- _Written task_: Scan the data for "emoji" and copy the lines it appears in.

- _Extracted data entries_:
┌──
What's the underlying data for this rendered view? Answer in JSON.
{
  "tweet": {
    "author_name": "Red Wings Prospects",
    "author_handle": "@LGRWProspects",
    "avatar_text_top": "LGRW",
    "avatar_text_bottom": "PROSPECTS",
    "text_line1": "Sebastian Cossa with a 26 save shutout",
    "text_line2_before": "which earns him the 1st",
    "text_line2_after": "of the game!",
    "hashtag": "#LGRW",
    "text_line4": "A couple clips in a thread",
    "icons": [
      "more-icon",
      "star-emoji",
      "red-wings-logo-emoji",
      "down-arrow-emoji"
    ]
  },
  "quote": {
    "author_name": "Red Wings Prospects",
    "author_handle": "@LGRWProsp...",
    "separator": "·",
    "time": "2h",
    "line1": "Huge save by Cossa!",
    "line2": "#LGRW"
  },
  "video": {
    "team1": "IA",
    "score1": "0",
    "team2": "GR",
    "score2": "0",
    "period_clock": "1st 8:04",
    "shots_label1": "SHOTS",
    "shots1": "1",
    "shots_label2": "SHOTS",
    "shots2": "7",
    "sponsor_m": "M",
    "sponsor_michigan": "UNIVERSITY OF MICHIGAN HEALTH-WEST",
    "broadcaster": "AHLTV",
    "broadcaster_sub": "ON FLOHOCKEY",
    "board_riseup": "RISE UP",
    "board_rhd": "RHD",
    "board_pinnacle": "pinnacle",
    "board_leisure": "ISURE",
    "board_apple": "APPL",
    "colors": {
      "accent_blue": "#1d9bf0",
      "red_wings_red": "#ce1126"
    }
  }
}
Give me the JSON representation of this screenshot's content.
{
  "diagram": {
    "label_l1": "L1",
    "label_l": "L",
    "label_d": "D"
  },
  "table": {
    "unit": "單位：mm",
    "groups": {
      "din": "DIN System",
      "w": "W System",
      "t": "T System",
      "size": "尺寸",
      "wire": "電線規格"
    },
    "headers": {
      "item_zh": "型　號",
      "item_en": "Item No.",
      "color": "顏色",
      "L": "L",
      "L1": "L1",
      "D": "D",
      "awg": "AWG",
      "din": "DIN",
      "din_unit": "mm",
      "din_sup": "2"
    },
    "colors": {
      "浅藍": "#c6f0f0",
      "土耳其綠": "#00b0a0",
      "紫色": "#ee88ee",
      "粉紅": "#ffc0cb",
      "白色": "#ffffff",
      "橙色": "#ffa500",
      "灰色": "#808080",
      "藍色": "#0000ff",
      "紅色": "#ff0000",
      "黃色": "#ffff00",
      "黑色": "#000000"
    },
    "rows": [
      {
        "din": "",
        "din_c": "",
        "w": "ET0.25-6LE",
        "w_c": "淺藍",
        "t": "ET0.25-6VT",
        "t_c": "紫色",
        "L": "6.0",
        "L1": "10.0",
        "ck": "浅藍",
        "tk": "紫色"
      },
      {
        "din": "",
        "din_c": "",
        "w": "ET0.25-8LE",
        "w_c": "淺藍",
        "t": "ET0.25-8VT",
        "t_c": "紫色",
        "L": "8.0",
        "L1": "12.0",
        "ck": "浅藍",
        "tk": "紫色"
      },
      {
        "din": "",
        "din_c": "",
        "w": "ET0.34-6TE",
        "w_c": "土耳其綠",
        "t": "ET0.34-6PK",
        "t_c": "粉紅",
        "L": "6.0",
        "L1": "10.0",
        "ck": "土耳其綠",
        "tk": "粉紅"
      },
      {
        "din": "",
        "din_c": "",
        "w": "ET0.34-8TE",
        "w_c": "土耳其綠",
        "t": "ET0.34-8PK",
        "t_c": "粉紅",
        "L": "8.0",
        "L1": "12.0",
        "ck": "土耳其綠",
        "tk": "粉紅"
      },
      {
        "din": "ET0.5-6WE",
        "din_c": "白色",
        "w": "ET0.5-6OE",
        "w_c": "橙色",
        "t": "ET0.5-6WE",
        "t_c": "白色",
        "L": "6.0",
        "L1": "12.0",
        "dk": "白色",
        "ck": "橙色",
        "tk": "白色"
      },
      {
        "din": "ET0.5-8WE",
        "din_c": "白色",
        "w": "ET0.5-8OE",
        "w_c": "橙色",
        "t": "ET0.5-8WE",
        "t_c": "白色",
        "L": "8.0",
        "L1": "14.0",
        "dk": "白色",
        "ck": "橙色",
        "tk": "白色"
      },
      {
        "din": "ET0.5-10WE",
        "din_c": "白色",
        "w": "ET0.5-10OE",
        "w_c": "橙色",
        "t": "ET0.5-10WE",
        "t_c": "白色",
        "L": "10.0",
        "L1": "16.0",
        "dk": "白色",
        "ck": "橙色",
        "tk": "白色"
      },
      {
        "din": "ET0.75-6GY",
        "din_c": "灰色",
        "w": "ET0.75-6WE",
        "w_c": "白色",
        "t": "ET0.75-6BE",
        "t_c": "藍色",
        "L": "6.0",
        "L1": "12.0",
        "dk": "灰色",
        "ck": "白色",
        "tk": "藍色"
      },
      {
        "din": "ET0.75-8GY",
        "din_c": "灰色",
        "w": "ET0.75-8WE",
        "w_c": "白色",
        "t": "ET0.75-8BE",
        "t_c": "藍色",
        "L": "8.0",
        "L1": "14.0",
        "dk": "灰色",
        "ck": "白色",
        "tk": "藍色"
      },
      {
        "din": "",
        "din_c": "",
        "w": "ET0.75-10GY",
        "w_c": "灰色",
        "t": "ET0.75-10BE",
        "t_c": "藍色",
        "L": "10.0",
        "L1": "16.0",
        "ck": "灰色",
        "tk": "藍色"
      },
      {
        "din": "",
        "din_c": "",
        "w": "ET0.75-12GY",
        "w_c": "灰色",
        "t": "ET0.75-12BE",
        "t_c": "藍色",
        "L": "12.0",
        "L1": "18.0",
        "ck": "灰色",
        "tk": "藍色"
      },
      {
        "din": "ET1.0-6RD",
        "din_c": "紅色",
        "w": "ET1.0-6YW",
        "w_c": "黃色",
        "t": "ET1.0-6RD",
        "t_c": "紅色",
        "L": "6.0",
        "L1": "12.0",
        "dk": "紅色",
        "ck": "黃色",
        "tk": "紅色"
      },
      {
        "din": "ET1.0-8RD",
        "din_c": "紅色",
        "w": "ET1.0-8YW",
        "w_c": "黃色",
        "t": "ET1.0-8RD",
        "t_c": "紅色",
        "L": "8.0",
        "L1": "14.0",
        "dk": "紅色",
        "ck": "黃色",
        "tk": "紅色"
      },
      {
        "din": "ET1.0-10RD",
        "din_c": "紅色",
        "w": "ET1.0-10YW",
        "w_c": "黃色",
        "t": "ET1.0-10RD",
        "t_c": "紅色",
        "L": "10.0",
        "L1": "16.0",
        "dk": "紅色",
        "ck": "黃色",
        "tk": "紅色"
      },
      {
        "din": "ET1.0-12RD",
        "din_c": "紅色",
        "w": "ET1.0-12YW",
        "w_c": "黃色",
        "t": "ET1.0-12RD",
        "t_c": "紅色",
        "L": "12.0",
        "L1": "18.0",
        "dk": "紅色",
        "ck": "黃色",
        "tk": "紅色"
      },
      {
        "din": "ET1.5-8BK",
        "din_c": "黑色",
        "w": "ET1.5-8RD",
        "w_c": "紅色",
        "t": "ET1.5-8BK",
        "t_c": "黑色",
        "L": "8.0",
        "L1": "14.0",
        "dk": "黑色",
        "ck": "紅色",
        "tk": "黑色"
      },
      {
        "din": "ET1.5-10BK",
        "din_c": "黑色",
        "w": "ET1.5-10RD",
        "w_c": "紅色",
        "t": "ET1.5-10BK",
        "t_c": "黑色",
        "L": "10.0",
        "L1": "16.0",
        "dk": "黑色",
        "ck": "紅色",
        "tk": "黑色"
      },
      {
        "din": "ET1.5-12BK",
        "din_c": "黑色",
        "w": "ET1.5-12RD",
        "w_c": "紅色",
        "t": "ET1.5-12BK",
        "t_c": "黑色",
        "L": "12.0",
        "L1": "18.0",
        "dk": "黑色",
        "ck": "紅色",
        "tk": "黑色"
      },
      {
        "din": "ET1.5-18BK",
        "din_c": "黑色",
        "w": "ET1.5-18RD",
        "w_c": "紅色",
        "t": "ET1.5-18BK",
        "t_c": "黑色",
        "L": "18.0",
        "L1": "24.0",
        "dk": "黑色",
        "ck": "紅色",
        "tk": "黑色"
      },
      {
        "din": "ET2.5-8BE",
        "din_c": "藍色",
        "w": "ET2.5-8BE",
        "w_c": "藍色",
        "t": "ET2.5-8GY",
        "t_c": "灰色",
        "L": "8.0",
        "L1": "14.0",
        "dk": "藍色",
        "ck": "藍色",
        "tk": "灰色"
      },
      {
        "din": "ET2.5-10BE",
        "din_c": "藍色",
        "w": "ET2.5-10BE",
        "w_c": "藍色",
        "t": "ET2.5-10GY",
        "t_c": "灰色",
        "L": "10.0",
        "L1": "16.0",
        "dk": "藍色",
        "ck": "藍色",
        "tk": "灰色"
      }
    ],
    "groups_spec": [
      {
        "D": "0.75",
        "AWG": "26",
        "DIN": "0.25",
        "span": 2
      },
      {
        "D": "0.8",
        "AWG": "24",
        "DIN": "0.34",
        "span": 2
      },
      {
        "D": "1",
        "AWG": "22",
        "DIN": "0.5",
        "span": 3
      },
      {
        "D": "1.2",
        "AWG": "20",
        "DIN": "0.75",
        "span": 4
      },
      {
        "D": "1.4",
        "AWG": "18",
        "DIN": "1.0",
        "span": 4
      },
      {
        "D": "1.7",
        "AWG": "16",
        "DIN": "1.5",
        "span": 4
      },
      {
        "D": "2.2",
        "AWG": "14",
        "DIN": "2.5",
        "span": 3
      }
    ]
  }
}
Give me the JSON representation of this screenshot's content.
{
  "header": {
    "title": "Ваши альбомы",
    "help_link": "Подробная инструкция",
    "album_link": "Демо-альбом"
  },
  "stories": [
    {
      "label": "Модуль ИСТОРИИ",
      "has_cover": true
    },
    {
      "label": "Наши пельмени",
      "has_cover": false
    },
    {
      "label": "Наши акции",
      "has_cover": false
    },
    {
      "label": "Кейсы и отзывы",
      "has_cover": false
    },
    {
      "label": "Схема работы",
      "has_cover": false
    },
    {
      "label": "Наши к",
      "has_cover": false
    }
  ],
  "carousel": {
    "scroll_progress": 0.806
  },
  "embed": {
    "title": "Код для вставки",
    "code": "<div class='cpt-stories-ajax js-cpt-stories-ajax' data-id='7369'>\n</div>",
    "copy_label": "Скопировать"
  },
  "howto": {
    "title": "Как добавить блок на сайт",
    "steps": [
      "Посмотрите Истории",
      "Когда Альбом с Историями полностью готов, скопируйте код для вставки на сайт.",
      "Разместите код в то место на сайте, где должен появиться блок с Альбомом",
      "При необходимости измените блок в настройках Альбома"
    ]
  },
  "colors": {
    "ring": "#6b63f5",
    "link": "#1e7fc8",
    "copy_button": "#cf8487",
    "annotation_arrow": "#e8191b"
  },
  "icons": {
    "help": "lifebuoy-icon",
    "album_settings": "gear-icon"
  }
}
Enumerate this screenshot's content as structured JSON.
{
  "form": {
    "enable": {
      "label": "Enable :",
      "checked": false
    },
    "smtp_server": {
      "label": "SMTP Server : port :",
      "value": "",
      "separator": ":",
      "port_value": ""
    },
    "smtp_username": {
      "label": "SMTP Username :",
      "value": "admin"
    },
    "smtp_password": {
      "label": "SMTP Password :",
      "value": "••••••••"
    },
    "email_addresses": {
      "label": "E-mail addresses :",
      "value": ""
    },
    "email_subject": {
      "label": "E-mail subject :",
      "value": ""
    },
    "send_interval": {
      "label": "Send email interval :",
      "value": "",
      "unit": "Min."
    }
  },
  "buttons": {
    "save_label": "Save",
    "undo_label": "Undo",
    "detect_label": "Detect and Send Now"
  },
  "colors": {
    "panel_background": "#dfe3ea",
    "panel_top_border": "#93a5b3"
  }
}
└──
- _Answer below_:
      "star-emoji",
      "red-wings-logo-emoji",
      "down-arrow-emoji"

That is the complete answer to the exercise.